**GIVEN REQUEST**. From the line containing "What text is on this page?" to the end of the listing, write out every line exactly; leave out everything else.

Data records:
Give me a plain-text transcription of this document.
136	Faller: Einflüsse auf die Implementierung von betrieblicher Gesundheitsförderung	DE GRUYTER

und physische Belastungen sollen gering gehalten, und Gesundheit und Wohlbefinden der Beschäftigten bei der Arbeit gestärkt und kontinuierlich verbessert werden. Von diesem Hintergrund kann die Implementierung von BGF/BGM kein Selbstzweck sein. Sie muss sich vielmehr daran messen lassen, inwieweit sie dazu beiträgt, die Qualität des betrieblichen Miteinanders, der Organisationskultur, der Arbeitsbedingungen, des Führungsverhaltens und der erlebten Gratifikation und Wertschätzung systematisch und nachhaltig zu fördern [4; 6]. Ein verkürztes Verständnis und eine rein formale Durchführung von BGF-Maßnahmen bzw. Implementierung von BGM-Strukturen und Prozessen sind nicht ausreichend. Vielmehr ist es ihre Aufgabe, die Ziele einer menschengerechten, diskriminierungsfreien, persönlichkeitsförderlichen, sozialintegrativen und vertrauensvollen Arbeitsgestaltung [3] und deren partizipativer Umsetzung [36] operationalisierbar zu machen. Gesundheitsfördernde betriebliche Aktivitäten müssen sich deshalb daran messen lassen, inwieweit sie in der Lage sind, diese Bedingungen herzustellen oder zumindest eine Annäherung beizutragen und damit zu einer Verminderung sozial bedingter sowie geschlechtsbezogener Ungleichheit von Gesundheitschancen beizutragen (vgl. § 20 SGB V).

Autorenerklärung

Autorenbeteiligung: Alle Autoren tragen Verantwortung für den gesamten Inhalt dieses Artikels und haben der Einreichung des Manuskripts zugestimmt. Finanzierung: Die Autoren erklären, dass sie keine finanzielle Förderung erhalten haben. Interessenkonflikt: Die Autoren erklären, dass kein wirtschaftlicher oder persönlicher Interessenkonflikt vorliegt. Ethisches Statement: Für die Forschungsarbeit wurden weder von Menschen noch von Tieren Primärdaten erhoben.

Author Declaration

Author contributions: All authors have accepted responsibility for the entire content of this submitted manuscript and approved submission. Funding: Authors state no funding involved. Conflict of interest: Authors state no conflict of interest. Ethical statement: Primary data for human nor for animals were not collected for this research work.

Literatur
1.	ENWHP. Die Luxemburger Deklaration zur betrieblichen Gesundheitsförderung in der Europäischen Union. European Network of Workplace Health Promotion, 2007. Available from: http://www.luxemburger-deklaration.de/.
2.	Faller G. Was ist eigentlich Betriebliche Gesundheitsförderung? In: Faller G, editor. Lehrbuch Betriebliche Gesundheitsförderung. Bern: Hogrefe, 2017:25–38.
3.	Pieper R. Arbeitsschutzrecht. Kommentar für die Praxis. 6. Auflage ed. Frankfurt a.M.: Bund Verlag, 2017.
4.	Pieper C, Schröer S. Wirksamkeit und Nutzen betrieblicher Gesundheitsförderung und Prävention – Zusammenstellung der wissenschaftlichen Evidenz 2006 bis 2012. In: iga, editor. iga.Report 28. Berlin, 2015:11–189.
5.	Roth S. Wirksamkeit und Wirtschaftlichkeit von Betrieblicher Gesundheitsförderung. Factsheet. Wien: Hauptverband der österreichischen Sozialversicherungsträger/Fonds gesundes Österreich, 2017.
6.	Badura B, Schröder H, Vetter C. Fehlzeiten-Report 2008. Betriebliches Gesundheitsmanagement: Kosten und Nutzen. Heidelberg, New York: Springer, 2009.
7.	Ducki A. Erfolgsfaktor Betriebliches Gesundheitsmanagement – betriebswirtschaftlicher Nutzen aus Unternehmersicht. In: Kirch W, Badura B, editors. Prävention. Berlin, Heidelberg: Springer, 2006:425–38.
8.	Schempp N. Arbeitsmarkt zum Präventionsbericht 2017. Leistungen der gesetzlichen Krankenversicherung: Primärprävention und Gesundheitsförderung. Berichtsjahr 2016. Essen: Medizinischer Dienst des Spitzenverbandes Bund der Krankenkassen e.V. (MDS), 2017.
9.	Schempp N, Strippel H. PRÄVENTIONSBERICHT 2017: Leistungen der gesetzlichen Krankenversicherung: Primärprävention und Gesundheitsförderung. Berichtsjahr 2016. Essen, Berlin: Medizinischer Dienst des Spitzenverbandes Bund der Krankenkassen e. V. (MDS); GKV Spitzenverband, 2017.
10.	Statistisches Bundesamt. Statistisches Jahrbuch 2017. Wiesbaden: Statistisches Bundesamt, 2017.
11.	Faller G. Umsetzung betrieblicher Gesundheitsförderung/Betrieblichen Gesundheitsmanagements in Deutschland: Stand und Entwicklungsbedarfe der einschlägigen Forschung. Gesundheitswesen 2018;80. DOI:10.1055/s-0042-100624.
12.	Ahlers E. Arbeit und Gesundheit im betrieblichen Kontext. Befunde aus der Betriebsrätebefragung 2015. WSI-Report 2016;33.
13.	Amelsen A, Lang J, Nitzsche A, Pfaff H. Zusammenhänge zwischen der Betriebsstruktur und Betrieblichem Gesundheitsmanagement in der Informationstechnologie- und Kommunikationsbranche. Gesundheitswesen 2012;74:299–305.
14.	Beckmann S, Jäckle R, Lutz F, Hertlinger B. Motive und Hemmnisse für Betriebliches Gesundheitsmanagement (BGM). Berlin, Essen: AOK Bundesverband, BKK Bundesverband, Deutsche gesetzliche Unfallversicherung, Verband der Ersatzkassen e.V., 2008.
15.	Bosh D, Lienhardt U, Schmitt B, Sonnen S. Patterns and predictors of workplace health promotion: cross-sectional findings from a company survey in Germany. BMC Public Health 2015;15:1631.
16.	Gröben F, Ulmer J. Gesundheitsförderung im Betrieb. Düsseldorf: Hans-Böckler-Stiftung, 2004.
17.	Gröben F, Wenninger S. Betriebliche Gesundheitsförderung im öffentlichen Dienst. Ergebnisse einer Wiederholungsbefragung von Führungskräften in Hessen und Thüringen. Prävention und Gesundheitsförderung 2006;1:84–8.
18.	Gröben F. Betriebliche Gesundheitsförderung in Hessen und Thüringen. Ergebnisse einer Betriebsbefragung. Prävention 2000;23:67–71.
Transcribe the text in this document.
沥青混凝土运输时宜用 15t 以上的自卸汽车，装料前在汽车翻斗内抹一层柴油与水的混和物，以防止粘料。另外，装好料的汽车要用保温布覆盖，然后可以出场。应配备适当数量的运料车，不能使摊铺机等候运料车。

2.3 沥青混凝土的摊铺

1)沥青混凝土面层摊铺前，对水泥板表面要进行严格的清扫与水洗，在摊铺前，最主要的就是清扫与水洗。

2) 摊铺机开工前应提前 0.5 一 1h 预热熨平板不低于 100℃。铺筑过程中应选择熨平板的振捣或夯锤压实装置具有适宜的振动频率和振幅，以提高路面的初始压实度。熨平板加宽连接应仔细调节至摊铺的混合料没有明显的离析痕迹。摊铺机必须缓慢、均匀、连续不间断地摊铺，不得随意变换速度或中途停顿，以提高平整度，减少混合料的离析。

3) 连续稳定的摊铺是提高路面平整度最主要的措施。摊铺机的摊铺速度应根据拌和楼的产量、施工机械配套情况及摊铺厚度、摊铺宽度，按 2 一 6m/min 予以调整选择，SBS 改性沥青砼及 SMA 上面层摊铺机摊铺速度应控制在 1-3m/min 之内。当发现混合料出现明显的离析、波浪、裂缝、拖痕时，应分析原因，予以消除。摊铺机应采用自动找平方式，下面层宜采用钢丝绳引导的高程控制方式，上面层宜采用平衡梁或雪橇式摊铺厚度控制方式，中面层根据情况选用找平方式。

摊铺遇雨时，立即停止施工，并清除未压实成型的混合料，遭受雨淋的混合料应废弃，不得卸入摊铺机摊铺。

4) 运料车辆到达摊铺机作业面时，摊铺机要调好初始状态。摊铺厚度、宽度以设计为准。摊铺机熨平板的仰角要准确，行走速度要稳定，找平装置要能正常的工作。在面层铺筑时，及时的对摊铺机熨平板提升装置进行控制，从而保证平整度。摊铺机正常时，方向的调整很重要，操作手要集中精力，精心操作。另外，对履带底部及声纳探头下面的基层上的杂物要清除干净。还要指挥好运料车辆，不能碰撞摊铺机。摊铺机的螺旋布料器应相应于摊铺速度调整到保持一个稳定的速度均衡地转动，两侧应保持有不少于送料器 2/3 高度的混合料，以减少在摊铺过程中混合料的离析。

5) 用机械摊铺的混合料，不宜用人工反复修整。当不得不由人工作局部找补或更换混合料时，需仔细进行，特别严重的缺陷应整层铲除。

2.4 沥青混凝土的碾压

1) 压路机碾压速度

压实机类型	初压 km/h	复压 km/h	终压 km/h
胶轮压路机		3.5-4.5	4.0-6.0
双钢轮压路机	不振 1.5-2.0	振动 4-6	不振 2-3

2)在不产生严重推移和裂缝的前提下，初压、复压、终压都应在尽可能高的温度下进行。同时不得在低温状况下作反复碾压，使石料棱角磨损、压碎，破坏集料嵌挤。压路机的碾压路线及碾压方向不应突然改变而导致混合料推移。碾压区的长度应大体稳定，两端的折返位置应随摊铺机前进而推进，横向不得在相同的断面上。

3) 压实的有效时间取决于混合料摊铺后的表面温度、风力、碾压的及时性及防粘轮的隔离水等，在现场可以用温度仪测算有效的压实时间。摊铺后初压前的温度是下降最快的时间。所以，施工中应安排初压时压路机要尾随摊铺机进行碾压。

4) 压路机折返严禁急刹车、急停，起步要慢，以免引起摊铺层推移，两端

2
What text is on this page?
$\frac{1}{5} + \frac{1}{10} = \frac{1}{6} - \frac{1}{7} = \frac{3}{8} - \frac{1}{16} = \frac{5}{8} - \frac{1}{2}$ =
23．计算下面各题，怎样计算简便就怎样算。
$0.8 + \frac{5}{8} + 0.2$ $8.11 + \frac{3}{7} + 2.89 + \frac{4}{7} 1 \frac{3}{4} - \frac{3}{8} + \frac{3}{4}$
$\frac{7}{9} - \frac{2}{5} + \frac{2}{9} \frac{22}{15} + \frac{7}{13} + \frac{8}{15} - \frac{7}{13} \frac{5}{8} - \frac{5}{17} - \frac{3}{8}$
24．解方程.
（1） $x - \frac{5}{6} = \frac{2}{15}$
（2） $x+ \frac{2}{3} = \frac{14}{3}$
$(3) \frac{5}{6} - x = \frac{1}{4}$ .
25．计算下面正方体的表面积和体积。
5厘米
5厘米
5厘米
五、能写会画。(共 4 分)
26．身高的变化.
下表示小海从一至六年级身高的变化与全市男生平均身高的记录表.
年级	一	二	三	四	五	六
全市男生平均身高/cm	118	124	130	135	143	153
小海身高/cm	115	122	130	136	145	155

**COMPLETE RESPONSE**.
What text is on this page?
$\frac{1}{5} + \frac{1}{10} = \frac{1}{6} - \frac{1}{7} = \frac{3}{8} - \frac{1}{16} = \frac{5}{8} - \frac{1}{2}$ =
23．计算下面各题，怎样计算简便就怎样算。
$0.8 + \frac{5}{8} + 0.2$ $8.11 + \frac{3}{7} + 2.89 + \frac{4}{7} 1 \frac{3}{4} - \frac{3}{8} + \frac{3}{4}$
$\frac{7}{9} - \frac{2}{5} + \frac{2}{9} \frac{22}{15} + \frac{7}{13} + \frac{8}{15} - \frac{7}{13} \frac{5}{8} - \frac{5}{17} - \frac{3}{8}$
24．解方程.
（1） $x - \frac{5}{6} = \frac{2}{15}$
（2） $x+ \frac{2}{3} = \frac{14}{3}$
$(3) \frac{5}{6} - x = \frac{1}{4}$ .
25．计算下面正方体的表面积和体积。
5厘米
5厘米
5厘米
五、能写会画。(共 4 分)
26．身高的变化.
下表示小海从一至六年级身高的变化与全市男生平均身高的记录表.
年级	一	二	三	四	五	六
全市男生平均身高/cm	118	124	130	135	143	153
小海身高/cm	115	122	130	136	145	155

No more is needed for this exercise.